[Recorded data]
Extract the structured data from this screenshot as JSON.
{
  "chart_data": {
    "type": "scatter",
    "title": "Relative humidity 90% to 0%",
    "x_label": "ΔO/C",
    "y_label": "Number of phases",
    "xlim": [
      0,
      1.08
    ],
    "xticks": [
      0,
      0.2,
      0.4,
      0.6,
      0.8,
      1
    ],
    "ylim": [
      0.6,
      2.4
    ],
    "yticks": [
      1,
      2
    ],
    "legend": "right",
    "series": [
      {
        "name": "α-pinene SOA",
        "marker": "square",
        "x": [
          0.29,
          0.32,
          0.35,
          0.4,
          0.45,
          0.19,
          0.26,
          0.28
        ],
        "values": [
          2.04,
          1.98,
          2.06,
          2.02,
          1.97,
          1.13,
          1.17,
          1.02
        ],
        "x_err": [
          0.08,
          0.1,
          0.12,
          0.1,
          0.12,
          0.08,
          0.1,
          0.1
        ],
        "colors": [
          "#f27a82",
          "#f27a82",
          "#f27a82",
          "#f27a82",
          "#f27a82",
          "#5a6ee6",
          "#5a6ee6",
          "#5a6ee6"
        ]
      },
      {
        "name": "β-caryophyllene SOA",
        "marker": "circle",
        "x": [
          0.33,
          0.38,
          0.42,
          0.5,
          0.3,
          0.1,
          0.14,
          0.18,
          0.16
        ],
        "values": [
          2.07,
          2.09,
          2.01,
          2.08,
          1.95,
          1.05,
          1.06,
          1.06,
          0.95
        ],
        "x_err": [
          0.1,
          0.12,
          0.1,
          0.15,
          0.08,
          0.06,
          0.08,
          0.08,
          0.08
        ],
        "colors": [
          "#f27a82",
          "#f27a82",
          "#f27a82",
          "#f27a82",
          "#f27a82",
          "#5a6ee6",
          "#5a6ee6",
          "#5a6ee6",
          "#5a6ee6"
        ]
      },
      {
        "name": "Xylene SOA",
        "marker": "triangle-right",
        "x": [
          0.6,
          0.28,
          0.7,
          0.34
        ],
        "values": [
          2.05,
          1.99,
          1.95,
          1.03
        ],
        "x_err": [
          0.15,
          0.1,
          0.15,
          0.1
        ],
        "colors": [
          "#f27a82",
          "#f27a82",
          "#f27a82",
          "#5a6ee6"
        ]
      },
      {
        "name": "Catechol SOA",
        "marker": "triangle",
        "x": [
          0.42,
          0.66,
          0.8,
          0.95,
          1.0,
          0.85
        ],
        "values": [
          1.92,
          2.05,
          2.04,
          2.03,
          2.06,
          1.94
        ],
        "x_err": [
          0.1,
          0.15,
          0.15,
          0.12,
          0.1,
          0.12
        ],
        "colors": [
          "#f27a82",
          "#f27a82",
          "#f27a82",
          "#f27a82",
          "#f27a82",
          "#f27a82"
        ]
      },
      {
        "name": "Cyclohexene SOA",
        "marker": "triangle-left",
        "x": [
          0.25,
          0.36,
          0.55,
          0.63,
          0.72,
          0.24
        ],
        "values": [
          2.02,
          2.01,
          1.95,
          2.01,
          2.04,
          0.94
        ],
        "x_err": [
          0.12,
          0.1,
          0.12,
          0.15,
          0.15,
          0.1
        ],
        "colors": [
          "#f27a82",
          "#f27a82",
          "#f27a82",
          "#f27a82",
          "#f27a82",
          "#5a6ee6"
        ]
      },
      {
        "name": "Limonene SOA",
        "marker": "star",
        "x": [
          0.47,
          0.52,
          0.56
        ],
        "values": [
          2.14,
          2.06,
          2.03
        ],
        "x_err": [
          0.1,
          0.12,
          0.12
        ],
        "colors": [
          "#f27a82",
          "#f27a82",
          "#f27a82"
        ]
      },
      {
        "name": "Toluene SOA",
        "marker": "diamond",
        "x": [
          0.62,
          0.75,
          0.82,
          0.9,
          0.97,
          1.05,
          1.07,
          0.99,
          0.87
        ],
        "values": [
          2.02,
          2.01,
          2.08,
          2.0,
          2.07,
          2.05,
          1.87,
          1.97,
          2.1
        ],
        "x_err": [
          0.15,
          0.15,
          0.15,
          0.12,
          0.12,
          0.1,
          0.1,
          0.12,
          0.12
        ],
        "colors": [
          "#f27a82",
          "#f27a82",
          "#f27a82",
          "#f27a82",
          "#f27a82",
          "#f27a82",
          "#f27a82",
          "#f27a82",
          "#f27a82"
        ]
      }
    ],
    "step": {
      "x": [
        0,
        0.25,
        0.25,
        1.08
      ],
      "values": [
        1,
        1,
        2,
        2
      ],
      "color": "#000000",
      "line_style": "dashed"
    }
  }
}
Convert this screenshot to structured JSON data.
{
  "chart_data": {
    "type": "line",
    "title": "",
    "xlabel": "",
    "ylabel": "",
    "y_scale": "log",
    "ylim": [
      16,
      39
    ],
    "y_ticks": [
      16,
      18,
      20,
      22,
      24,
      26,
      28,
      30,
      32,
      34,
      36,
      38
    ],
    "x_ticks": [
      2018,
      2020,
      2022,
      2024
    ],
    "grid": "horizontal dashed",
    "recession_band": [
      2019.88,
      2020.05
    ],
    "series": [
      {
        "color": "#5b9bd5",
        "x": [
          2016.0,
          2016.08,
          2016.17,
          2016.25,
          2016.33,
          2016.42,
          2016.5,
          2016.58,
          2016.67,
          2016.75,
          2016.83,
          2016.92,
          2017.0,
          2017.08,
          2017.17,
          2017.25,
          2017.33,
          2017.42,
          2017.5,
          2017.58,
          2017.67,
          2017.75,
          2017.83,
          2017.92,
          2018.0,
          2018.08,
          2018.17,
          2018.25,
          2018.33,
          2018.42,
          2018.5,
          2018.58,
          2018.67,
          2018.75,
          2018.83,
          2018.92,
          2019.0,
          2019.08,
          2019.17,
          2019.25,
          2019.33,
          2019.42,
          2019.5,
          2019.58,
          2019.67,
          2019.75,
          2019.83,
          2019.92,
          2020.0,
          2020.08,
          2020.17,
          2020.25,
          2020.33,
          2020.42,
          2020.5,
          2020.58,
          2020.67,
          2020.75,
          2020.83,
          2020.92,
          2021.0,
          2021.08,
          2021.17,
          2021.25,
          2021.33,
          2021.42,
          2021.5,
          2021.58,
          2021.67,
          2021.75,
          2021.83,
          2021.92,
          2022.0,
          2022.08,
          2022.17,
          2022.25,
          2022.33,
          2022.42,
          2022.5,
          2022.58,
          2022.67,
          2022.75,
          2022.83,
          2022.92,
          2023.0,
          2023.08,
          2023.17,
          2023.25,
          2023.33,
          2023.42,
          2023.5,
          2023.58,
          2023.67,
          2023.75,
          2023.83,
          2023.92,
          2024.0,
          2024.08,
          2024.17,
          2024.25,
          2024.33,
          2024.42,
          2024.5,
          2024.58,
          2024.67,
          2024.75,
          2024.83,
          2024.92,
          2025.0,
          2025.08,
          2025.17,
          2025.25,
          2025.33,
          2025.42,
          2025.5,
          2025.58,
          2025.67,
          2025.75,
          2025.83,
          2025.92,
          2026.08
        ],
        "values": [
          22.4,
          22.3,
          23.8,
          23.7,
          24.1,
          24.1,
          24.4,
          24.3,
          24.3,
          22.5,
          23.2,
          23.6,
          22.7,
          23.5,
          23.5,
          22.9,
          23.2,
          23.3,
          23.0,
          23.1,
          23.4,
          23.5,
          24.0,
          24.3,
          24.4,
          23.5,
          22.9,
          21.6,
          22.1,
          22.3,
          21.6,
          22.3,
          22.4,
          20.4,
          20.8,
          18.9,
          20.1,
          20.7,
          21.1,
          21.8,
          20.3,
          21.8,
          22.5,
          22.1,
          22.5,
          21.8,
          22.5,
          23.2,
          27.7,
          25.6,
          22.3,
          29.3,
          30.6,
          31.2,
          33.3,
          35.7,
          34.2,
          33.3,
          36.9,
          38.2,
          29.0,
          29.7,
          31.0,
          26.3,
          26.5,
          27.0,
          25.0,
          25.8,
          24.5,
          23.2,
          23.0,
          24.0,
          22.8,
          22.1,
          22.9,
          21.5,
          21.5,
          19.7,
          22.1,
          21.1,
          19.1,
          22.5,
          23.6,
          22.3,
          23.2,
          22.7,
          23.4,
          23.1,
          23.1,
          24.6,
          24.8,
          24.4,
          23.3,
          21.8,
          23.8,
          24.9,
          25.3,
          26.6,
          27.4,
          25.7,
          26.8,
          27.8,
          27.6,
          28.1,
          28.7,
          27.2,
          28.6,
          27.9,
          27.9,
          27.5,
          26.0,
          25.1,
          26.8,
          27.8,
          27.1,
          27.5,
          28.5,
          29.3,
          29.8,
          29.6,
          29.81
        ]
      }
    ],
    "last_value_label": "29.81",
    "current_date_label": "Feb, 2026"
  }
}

● Exercise aim
Give the count of lines in the data shown above that contain "right", and nothing else.

● Solved problem
2